GIVEN EXERCISE: Gather all lines from the material that contain "материала".

[start of DATA SUPPLIED]

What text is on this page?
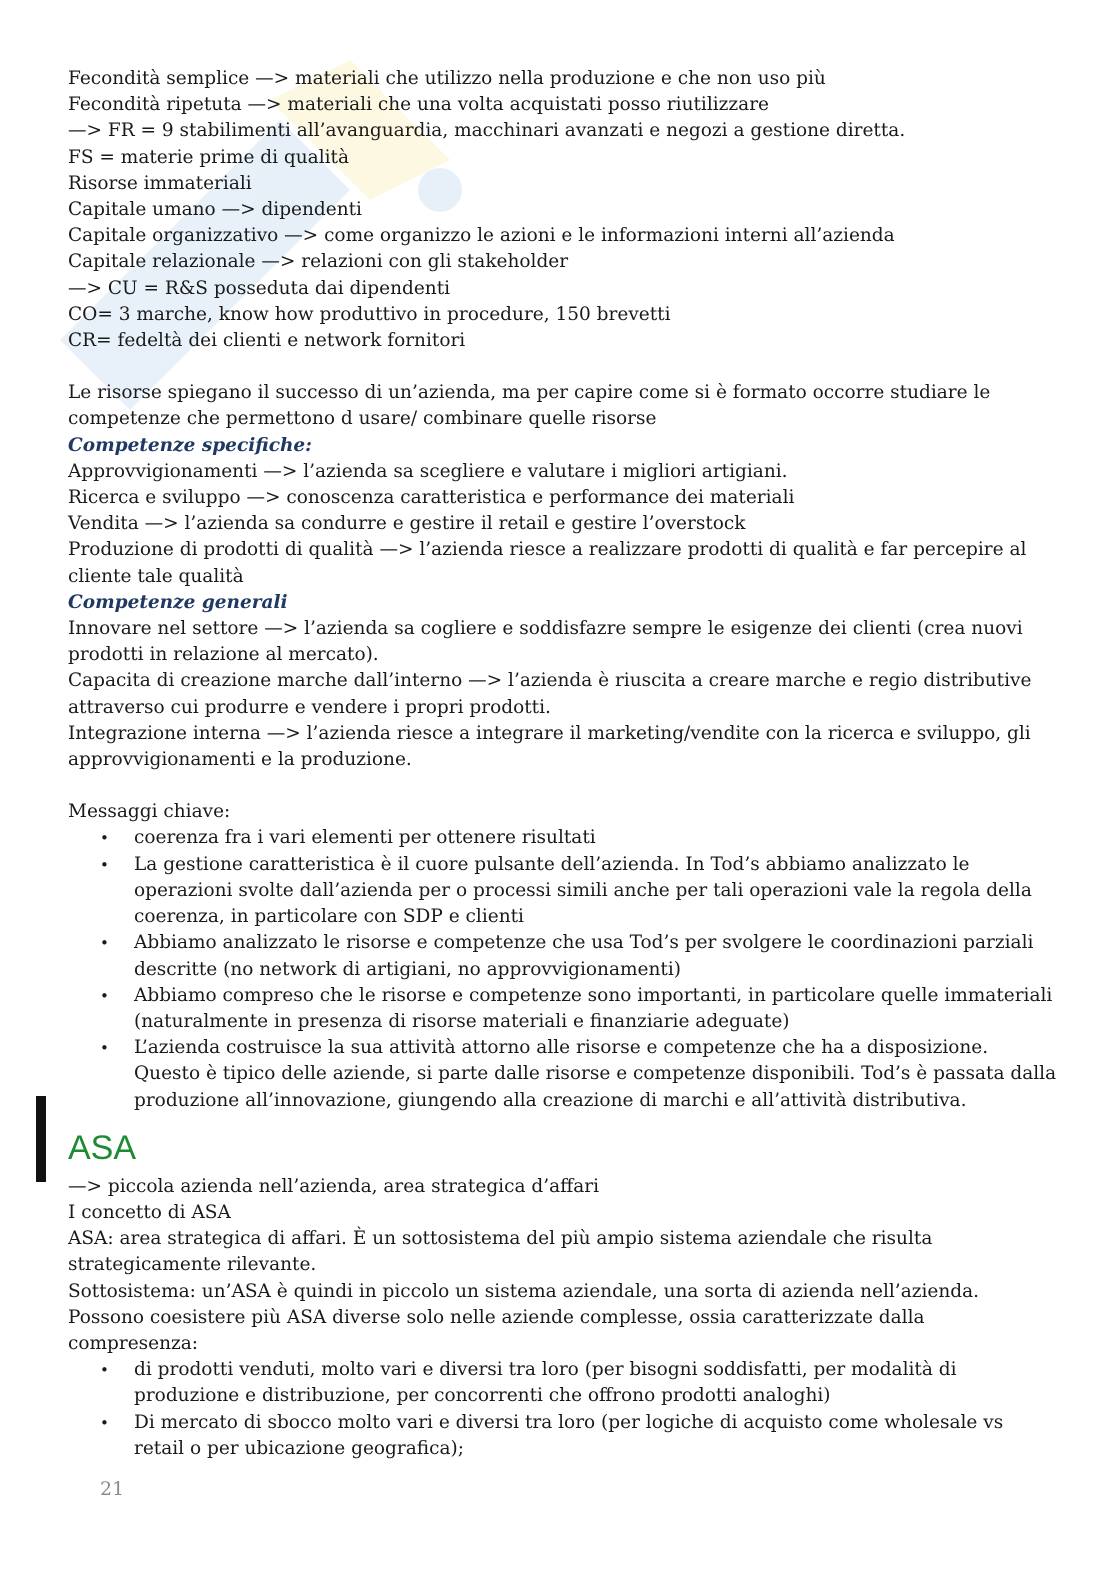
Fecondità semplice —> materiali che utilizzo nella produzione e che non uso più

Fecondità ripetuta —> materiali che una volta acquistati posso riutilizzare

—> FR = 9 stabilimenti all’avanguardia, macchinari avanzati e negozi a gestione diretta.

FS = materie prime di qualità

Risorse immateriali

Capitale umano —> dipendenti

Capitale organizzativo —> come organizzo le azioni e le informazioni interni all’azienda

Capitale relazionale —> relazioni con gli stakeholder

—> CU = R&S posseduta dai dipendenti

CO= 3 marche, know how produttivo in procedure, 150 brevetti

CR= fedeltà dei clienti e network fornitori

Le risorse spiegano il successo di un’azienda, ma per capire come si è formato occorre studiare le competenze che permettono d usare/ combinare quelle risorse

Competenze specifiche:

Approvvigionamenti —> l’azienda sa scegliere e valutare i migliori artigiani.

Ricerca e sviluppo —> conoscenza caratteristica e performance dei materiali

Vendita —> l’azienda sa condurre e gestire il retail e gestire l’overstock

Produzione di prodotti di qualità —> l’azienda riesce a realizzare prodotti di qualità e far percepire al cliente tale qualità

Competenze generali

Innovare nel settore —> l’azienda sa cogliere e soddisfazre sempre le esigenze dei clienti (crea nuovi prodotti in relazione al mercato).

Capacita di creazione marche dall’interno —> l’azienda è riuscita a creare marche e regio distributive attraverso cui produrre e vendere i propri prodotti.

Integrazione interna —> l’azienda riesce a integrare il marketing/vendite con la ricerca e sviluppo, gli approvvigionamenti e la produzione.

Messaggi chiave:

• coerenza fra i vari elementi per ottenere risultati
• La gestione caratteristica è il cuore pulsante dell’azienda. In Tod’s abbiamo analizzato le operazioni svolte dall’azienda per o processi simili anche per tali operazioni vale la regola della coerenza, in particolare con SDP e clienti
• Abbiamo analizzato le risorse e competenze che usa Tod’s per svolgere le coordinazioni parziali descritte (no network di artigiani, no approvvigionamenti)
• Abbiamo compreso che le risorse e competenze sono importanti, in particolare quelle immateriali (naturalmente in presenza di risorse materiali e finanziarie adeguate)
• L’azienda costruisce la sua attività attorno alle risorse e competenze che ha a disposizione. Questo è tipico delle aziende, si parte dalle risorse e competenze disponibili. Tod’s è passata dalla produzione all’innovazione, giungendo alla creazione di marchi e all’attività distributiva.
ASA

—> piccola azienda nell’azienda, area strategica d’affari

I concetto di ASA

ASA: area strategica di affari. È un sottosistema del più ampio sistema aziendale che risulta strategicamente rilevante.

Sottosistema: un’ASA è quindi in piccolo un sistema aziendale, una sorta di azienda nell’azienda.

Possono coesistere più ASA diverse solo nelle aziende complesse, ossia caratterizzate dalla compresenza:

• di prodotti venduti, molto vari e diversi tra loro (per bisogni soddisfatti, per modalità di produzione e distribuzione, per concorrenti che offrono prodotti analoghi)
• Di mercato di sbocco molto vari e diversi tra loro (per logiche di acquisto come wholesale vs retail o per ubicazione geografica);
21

[end of DATA SUPPLIED]
[start of DATA SUPPLIED]

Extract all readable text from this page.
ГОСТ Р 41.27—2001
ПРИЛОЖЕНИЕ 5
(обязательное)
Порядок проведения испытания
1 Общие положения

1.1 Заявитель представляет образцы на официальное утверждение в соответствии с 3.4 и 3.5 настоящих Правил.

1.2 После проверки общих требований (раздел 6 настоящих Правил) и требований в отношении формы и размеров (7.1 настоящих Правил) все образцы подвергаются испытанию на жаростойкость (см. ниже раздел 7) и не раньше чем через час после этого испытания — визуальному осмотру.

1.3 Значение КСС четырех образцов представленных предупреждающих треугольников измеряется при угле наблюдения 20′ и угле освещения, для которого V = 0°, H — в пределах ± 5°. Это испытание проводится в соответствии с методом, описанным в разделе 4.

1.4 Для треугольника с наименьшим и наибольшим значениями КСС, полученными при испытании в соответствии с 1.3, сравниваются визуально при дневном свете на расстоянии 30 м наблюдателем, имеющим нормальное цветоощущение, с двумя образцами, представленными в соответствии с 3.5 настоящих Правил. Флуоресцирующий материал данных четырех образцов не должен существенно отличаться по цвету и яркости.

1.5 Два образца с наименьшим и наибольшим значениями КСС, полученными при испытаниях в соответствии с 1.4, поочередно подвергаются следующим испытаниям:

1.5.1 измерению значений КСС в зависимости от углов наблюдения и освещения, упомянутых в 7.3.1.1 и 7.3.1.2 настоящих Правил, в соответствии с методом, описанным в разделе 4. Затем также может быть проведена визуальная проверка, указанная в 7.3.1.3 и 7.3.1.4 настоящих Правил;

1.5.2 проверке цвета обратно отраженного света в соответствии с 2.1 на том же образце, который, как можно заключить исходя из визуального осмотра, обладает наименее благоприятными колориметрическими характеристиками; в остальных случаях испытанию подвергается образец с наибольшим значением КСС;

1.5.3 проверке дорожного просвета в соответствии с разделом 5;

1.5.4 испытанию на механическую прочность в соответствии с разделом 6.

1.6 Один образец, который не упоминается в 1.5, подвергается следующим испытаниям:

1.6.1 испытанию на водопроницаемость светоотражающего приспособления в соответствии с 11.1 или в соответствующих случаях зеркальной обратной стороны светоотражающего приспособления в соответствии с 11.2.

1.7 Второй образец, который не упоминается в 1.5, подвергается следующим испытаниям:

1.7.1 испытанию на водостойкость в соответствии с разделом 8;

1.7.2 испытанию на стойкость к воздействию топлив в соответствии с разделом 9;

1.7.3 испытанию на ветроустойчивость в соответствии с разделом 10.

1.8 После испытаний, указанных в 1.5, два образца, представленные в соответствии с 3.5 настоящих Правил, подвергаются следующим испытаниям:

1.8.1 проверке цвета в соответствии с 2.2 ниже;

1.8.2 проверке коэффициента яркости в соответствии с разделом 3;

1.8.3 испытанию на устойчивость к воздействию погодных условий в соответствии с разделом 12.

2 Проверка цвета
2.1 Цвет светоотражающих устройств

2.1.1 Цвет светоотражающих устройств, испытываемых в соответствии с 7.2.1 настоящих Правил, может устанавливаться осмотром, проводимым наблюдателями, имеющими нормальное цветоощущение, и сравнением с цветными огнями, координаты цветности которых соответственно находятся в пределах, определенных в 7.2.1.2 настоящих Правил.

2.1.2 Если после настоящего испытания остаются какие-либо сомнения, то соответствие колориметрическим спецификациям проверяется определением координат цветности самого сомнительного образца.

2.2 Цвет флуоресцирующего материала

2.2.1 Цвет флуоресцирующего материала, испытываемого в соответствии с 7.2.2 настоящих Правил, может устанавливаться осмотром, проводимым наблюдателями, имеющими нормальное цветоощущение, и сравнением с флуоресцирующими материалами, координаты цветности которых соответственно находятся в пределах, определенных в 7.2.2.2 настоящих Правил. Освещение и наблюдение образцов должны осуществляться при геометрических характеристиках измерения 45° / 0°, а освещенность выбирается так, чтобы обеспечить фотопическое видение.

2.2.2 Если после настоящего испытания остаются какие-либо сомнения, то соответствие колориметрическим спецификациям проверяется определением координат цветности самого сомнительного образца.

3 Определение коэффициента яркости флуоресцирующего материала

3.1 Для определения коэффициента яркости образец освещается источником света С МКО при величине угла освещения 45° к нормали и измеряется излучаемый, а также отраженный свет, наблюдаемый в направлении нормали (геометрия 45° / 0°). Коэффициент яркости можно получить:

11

[end of DATA SUPPLIED]

FULL ANSWER:
2.2 Цвет флуоресцирующего материала
2.2.1 Цвет флуоресцирующего материала, испытываемого в соответствии с 7.2.2 настоящих Правил, может устанавливаться осмотром, проводимым наблюдателями, имеющими нормальное цветоощущение, и сравнением с флуоресцирующими материалами, координаты цветности которых соответственно находятся в пределах, определенных в 7.2.2.2 настоящих Правил. Освещение и наблюдение образцов должны осуществляться при геометрических характеристиках измерения 45° / 0°, а освещенность выбирается так, чтобы обеспечить фотопическое видение.
3 Определение коэффициента яркости флуоресцирующего материала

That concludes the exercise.